**Texto proporcionado**:

-- -- --

Si hablamos de excelencia, el cuy es la referencia en la sierra andina. Los españoles le llamaron conejo de indias y lo tenemos más presente en el cuarto de los niños que servido en la mesa. Es la carne más blanca posible y su piel, gelatinosa y gruesa, resulta prodigiosa, crujiente y liviana, cuando está bien frita. Hay pocos restaurantes pintones que le dediquen atención; Astrid y Gastón y Panchita, en Lima, o La Gloria, en Quito y Lima. Todos decapitan el bicho; la cabeza provoca rechazo en un público que mira al cuy como una pieza extraña que bordea los límites de la tolerancia. También lo hace un público local mayoritariamente crecido en el desarraigo.

-- -- --

**Filas mostradas**:
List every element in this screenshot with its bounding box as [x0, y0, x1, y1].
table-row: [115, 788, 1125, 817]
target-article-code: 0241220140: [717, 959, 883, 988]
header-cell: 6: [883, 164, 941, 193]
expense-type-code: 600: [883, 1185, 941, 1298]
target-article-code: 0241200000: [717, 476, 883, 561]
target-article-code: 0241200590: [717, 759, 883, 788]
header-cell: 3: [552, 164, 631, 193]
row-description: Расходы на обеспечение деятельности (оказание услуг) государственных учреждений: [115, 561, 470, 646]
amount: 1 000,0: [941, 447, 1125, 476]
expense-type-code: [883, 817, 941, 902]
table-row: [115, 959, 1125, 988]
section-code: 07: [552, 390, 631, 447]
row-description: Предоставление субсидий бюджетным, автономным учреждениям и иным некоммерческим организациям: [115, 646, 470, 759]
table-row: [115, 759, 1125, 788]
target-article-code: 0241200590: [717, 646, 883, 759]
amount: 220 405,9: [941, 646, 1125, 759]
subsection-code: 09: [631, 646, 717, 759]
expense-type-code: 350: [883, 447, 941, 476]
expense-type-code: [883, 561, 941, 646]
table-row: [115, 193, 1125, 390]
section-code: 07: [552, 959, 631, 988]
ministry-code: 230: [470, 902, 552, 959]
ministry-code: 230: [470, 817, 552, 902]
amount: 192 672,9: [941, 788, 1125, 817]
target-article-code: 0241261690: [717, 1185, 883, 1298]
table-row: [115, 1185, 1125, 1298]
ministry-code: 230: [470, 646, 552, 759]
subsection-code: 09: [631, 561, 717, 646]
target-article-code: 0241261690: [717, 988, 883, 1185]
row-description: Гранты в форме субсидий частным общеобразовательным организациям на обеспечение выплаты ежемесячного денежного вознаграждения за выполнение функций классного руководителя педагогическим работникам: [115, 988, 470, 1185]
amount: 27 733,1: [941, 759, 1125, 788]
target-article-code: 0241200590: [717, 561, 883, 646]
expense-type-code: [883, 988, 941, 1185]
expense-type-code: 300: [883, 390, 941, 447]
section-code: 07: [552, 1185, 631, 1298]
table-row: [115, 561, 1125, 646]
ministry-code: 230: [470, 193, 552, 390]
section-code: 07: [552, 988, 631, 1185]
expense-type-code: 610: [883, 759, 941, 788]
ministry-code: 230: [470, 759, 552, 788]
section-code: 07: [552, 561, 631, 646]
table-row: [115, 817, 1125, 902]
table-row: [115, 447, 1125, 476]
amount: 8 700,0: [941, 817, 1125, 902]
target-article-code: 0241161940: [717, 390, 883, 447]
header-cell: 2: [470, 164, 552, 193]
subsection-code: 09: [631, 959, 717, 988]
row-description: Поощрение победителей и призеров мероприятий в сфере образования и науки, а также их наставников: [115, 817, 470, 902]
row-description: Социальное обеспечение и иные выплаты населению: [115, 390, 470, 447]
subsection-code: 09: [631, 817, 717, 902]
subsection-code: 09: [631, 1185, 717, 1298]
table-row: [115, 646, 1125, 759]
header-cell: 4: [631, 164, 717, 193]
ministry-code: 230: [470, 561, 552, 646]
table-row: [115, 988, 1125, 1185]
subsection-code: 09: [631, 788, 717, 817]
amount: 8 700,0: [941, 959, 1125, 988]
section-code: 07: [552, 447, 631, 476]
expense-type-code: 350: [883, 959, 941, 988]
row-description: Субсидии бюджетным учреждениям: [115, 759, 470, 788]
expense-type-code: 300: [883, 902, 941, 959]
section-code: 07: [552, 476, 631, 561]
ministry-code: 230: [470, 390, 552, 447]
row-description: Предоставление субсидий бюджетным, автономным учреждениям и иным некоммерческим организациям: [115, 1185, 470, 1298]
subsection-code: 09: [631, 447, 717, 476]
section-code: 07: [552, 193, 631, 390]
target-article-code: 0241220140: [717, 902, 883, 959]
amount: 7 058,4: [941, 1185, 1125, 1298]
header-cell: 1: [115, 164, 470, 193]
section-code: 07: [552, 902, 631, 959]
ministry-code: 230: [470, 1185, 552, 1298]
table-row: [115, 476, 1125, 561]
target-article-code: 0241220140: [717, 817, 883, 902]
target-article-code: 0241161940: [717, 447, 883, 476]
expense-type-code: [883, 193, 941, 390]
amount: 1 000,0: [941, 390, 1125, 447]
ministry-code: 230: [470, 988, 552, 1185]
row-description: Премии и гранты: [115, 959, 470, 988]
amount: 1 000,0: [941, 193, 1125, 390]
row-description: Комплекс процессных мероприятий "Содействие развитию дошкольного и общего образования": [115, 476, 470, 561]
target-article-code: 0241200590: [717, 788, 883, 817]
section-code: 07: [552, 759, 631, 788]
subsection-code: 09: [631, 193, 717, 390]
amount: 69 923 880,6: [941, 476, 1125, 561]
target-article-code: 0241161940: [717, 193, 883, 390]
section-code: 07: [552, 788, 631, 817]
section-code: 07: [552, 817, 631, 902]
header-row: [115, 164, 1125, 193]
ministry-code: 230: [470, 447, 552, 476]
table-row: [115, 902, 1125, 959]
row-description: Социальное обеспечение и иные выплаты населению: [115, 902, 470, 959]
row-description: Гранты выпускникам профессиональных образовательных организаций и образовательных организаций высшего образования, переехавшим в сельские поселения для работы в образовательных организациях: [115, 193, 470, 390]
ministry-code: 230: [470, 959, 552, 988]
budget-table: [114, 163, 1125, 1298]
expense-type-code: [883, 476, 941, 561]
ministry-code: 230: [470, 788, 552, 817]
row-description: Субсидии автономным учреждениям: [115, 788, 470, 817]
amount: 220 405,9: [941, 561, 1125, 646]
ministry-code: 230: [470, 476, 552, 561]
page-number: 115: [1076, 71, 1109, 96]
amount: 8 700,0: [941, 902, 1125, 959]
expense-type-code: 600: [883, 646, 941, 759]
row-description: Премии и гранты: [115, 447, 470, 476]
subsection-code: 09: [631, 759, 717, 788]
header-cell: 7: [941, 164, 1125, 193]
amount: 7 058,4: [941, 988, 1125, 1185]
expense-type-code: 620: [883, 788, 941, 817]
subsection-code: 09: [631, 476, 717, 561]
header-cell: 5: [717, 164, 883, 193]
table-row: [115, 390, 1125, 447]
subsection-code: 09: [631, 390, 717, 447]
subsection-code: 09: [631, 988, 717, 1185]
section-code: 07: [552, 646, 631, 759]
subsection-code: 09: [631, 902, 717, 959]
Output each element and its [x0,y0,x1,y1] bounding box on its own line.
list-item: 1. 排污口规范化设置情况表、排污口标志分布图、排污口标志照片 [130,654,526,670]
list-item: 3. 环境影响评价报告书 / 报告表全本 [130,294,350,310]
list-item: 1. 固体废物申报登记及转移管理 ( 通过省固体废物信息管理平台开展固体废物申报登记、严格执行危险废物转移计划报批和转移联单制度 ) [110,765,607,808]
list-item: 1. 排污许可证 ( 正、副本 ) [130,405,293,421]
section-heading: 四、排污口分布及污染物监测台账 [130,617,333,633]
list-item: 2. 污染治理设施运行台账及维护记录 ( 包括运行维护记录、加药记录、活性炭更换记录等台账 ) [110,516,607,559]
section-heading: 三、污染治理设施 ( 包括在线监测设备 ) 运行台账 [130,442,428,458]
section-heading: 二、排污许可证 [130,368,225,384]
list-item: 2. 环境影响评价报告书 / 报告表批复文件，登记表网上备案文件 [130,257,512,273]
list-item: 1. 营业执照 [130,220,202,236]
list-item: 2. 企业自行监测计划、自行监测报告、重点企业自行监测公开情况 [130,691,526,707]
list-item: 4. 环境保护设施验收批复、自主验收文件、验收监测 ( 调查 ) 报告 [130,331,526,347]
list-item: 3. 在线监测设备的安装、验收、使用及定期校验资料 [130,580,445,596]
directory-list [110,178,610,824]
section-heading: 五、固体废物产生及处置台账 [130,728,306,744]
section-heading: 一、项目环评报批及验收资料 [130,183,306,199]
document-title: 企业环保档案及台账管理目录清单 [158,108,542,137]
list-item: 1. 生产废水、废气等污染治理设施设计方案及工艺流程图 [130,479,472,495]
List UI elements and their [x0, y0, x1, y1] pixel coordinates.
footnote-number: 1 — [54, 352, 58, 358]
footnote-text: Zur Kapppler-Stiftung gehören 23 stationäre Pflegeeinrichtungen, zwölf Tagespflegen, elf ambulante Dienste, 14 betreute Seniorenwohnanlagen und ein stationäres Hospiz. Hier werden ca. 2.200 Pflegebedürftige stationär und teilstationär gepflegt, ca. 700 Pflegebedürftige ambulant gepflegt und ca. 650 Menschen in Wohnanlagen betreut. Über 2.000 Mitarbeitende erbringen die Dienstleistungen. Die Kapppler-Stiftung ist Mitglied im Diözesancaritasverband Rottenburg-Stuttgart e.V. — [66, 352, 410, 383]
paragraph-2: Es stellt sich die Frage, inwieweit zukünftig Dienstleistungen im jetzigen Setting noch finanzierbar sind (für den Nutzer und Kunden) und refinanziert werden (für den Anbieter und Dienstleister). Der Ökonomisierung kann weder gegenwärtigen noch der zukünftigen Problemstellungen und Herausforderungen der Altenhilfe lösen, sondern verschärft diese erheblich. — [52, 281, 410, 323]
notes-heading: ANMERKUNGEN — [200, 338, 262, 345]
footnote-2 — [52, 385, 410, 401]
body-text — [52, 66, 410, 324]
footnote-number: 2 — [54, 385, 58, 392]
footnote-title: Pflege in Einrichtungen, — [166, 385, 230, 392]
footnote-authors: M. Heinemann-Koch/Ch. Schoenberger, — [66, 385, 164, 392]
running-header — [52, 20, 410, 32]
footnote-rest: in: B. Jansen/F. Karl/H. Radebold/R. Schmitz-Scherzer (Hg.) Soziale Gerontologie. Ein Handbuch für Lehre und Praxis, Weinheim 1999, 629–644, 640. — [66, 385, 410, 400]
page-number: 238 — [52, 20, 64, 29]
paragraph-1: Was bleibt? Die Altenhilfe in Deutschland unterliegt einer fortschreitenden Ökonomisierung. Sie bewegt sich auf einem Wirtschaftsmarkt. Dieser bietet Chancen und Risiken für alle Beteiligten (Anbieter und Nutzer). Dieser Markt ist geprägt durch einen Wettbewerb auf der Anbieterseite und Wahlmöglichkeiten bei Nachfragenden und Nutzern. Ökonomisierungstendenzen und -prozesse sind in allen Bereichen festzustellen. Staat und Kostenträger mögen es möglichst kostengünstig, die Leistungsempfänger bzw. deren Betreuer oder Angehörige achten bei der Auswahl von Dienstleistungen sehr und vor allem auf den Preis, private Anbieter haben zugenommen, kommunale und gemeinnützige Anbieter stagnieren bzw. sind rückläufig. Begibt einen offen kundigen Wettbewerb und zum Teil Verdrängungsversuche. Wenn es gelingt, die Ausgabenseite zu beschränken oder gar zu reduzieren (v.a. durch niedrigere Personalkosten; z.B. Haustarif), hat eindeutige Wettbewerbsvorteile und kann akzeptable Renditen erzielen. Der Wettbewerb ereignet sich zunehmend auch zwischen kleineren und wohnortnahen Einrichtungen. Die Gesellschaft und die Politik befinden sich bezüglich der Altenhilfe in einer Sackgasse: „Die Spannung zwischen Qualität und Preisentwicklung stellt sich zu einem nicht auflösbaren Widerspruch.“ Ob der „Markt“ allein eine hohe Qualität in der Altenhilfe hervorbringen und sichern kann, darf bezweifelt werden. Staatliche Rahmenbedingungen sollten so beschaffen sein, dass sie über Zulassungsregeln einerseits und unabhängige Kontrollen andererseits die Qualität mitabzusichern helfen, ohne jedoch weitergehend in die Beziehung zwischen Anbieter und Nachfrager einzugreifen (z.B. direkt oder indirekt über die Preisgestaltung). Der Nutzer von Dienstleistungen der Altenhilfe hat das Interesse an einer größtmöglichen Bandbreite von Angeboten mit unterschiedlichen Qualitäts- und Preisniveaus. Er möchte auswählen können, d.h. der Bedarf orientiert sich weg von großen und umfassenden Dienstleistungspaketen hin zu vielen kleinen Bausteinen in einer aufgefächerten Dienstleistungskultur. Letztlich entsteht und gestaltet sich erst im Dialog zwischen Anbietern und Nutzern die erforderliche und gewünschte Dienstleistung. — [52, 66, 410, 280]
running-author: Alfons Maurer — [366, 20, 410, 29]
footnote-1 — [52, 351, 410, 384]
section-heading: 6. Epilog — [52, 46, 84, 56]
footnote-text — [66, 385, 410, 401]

-- -- --

**Enunciado**: Reescriba en forma de lista breve el párrafo del texto proporcionado que comienza con «Si hablamos de excelencia», y conserve sus datos principales.

**Solución redactada**:
- El cuy es la referencia de excelencia en la sierra andina.
- Los españoles lo llamaron conejo de indias; se le conoce más como mascota infantil que como plato.
- Su carne es la más blanca posible, y su piel, gelatinosa y gruesa, resulta crujiente y liviana si está bien frita.
- Pocos restaurantes pintones le prestan atención: Astrid y Gastón y Panchita, en Lima, y La Gloria, en Quito y Lima.
- Todos ellos lo sirven decapitado, porque la cabeza provoca rechazo en un público que ve al cuy como una pieza extraña, al límite de lo tolerable.
- Lo mismo ocurre con un público local mayoritariamente crecido en el desarraigo.